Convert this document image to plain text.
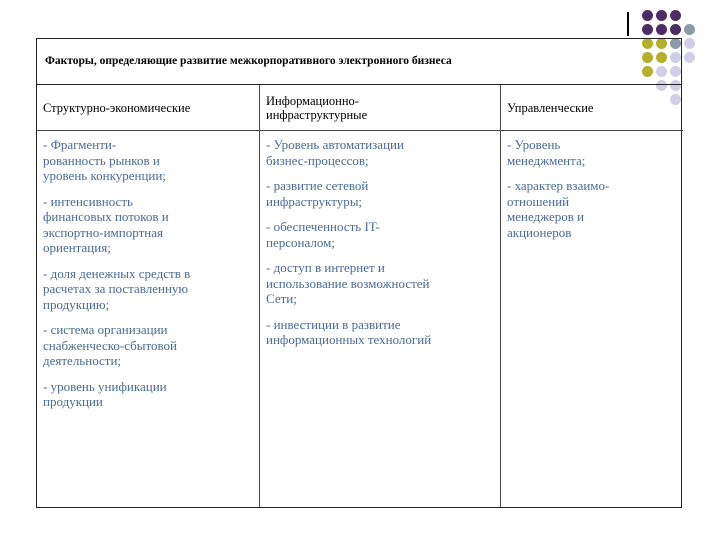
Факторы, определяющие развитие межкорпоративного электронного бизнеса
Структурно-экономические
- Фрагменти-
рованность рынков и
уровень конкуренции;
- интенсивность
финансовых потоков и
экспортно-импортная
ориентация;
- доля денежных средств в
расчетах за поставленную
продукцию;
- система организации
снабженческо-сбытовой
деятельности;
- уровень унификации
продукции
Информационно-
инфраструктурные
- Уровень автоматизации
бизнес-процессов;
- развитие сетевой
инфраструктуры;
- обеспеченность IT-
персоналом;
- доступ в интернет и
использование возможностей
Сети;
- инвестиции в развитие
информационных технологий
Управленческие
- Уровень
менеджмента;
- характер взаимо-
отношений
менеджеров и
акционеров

▬▬▬▬▬▬▬▬▬▬

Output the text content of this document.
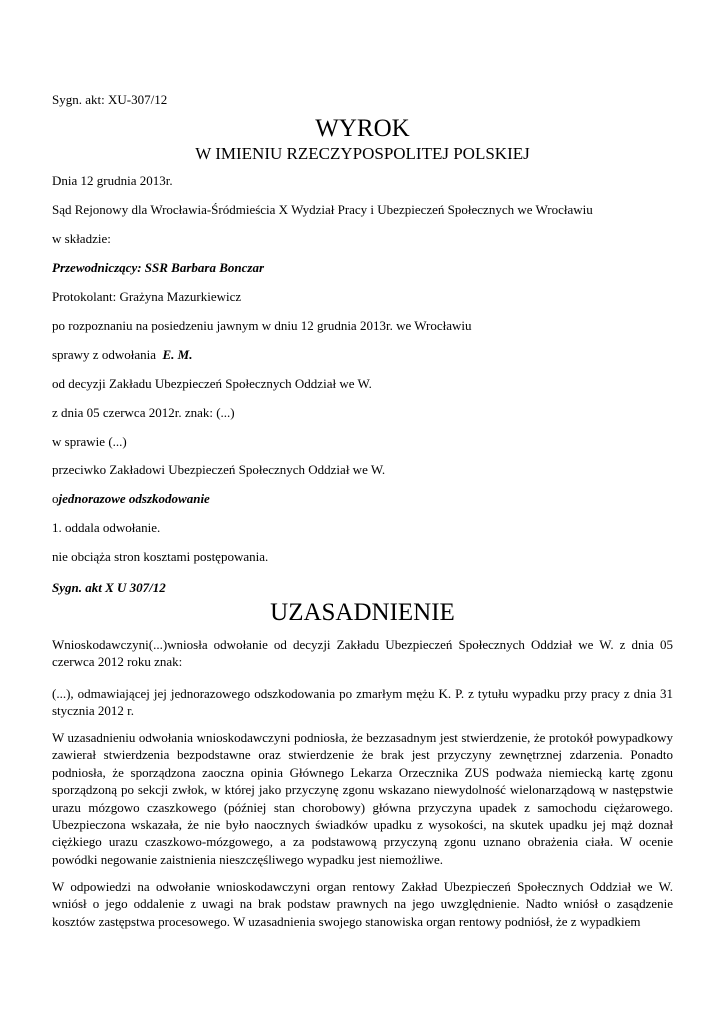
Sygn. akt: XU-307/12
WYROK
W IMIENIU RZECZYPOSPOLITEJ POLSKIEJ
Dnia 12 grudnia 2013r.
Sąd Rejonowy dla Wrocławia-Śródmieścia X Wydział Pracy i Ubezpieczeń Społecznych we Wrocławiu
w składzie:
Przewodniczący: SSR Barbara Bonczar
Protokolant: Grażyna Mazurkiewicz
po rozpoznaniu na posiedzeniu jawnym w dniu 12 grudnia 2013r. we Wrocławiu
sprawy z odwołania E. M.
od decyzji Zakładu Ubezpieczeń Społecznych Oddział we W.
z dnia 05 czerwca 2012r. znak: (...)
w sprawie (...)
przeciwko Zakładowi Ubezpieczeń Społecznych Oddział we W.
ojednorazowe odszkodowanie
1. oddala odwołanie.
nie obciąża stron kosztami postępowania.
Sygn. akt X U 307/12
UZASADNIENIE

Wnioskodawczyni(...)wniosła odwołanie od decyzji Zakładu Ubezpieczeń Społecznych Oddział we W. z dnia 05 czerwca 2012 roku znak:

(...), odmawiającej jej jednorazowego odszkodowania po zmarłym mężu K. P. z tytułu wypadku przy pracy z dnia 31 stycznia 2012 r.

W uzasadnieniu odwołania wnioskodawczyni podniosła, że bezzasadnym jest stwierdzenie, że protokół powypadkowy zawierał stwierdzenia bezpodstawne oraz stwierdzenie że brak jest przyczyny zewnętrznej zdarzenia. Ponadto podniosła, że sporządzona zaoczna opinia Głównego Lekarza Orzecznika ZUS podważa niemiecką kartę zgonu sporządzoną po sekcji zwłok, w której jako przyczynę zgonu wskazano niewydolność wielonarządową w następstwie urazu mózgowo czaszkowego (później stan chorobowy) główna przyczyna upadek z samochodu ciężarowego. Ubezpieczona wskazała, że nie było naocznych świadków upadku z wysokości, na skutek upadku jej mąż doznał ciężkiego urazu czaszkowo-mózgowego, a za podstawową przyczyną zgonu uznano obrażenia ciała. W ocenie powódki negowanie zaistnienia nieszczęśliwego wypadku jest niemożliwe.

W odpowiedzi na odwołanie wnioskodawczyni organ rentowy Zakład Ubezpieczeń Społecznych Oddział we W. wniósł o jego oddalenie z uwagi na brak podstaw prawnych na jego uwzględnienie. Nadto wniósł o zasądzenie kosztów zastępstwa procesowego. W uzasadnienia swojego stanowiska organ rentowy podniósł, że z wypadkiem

▬▬▬▬▬▬▬▬▬▬

◆ **SET TASK**
Pull out all lines containing the word "развитие" from the entries above.

◆ **REPLY TO THE EXERCISE**
Факторы, определяющие развитие межкорпоративного электронного бизнеса
- развитие сетевой
- инвестиции в развитие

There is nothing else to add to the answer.